--- Begin Records provided ---

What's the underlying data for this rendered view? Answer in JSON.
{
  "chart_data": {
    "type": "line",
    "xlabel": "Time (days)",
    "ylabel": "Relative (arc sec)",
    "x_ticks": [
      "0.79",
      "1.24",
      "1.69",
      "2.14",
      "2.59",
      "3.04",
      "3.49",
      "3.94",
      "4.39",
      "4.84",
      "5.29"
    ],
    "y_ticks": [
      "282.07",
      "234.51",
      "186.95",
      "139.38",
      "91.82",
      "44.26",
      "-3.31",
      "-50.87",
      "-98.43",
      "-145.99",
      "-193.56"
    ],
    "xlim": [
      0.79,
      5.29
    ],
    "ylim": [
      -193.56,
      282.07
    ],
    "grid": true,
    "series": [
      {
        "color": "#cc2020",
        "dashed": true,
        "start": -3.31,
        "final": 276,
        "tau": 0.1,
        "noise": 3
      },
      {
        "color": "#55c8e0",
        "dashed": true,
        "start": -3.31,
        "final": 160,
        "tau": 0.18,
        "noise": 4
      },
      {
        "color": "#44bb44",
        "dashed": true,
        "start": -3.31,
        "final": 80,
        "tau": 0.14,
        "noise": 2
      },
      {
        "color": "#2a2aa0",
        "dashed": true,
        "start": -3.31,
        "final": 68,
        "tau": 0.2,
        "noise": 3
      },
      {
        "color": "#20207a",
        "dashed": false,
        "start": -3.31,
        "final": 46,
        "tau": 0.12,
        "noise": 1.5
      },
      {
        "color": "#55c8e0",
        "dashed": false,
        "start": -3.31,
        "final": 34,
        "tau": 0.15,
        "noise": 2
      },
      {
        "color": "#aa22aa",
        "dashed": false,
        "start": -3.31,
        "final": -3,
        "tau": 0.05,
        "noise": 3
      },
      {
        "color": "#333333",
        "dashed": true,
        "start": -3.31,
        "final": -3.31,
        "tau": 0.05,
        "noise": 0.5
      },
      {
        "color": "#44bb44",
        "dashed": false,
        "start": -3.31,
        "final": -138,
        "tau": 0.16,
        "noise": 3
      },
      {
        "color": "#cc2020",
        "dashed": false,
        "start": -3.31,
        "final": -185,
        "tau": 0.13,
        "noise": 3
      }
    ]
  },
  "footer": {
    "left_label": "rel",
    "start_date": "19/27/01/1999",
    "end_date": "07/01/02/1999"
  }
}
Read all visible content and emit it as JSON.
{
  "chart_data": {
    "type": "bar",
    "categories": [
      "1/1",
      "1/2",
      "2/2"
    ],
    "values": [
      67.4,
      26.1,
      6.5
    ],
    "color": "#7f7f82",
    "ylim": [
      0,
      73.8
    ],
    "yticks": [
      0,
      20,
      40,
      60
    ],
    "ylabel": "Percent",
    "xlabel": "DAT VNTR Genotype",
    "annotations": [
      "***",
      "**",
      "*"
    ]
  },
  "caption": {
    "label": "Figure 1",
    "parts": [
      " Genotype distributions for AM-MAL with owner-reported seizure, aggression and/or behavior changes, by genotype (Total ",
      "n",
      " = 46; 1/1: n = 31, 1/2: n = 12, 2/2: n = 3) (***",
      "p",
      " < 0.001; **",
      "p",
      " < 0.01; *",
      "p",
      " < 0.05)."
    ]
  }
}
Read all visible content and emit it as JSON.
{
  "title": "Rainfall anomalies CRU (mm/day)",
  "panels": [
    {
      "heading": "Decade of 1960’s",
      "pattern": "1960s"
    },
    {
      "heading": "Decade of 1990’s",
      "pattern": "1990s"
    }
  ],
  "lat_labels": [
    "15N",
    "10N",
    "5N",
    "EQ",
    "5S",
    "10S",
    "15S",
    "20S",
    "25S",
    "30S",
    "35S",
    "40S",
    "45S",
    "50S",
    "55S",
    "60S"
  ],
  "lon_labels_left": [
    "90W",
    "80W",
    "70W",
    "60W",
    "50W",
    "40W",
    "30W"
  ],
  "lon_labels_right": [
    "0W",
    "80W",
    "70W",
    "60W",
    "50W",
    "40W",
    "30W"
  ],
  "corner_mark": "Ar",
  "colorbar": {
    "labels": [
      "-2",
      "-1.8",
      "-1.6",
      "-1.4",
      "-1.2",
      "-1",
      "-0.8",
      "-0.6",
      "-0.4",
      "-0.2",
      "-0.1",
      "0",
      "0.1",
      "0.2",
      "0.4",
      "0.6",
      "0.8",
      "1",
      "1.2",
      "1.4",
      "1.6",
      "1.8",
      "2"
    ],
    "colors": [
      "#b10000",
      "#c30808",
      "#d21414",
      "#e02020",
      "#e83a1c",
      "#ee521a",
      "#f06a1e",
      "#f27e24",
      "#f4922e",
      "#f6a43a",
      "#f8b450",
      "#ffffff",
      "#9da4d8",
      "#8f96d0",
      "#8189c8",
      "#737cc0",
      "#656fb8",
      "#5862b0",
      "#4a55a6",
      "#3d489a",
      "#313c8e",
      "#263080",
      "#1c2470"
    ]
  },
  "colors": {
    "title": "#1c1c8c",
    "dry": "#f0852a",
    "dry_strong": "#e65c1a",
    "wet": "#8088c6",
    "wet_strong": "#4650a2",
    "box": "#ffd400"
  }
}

--- End Records provided ---

Task to complete: Give the complete listing a second time, exactly as it reads.

Full output:
What's the underlying data for this rendered view? Answer in JSON.
{
  "chart_data": {
    "type": "line",
    "xlabel": "Time (days)",
    "ylabel": "Relative (arc sec)",
    "x_ticks": [
      "0.79",
      "1.24",
      "1.69",
      "2.14",
      "2.59",
      "3.04",
      "3.49",
      "3.94",
      "4.39",
      "4.84",
      "5.29"
    ],
    "y_ticks": [
      "282.07",
      "234.51",
      "186.95",
      "139.38",
      "91.82",
      "44.26",
      "-3.31",
      "-50.87",
      "-98.43",
      "-145.99",
      "-193.56"
    ],
    "xlim": [
      0.79,
      5.29
    ],
    "ylim": [
      -193.56,
      282.07
    ],
    "grid": true,
    "series": [
      {
        "color": "#cc2020",
        "dashed": true,
        "start": -3.31,
        "final": 276,
        "tau": 0.1,
        "noise": 3
      },
      {
        "color": "#55c8e0",
        "dashed": true,
        "start": -3.31,
        "final": 160,
        "tau": 0.18,
        "noise": 4
      },
      {
        "color": "#44bb44",
        "dashed": true,
        "start": -3.31,
        "final": 80,
        "tau": 0.14,
        "noise": 2
      },
      {
        "color": "#2a2aa0",
        "dashed": true,
        "start": -3.31,
        "final": 68,
        "tau": 0.2,
        "noise": 3
      },
      {
        "color": "#20207a",
        "dashed": false,
        "start": -3.31,
        "final": 46,
        "tau": 0.12,
        "noise": 1.5
      },
      {
        "color": "#55c8e0",
        "dashed": false,
        "start": -3.31,
        "final": 34,
        "tau": 0.15,
        "noise": 2
      },
      {
        "color": "#aa22aa",
        "dashed": false,
        "start": -3.31,
        "final": -3,
        "tau": 0.05,
        "noise": 3
      },
      {
        "color": "#333333",
        "dashed": true,
        "start": -3.31,
        "final": -3.31,
        "tau": 0.05,
        "noise": 0.5
      },
      {
        "color": "#44bb44",
        "dashed": false,
        "start": -3.31,
        "final": -138,
        "tau": 0.16,
        "noise": 3
      },
      {
        "color": "#cc2020",
        "dashed": false,
        "start": -3.31,
        "final": -185,
        "tau": 0.13,
        "noise": 3
      }
    ]
  },
  "footer": {
    "left_label": "rel",
    "start_date": "19/27/01/1999",
    "end_date": "07/01/02/1999"
  }
}
Read all visible content and emit it as JSON.
{
  "chart_data": {
    "type": "bar",
    "categories": [
      "1/1",
      "1/2",
      "2/2"
    ],
    "values": [
      67.4,
      26.1,
      6.5
    ],
    "color": "#7f7f82",
    "ylim": [
      0,
      73.8
    ],
    "yticks": [
      0,
      20,
      40,
      60
    ],
    "ylabel": "Percent",
    "xlabel": "DAT VNTR Genotype",
    "annotations": [
      "***",
      "**",
      "*"
    ]
  },
  "caption": {
    "label": "Figure 1",
    "parts": [
      " Genotype distributions for AM-MAL with owner-reported seizure, aggression and/or behavior changes, by genotype (Total ",
      "n",
      " = 46; 1/1: n = 31, 1/2: n = 12, 2/2: n = 3) (***",
      "p",
      " < 0.001; **",
      "p",
      " < 0.01; *",
      "p",
      " < 0.05)."
    ]
  }
}
Read all visible content and emit it as JSON.
{
  "title": "Rainfall anomalies CRU (mm/day)",
  "panels": [
    {
      "heading": "Decade of 1960’s",
      "pattern": "1960s"
    },
    {
      "heading": "Decade of 1990’s",
      "pattern": "1990s"
    }
  ],
  "lat_labels": [
    "15N",
    "10N",
    "5N",
    "EQ",
    "5S",
    "10S",
    "15S",
    "20S",
    "25S",
    "30S",
    "35S",
    "40S",
    "45S",
    "50S",
    "55S",
    "60S"
  ],
  "lon_labels_left": [
    "90W",
    "80W",
    "70W",
    "60W",
    "50W",
    "40W",
    "30W"
  ],
  "lon_labels_right": [
    "0W",
    "80W",
    "70W",
    "60W",
    "50W",
    "40W",
    "30W"
  ],
  "corner_mark": "Ar",
  "colorbar": {
    "labels": [
      "-2",
      "-1.8",
      "-1.6",
      "-1.4",
      "-1.2",
      "-1",
      "-0.8",
      "-0.6",
      "-0.4",
      "-0.2",
      "-0.1",
      "0",
      "0.1",
      "0.2",
      "0.4",
      "0.6",
      "0.8",
      "1",
      "1.2",
      "1.4",
      "1.6",
      "1.8",
      "2"
    ],
    "colors": [
      "#b10000",
      "#c30808",
      "#d21414",
      "#e02020",
      "#e83a1c",
      "#ee521a",
      "#f06a1e",
      "#f27e24",
      "#f4922e",
      "#f6a43a",
      "#f8b450",
      "#ffffff",
      "#9da4d8",
      "#8f96d0",
      "#8189c8",
      "#737cc0",
      "#656fb8",
      "#5862b0",
      "#4a55a6",
      "#3d489a",
      "#313c8e",
      "#263080",
      "#1c2470"
    ]
  },
  "colors": {
    "title": "#1c1c8c",
    "dry": "#f0852a",
    "dry_strong": "#e65c1a",
    "wet": "#8088c6",
    "wet_strong": "#4650a2",
    "box": "#ffd400"
  }
}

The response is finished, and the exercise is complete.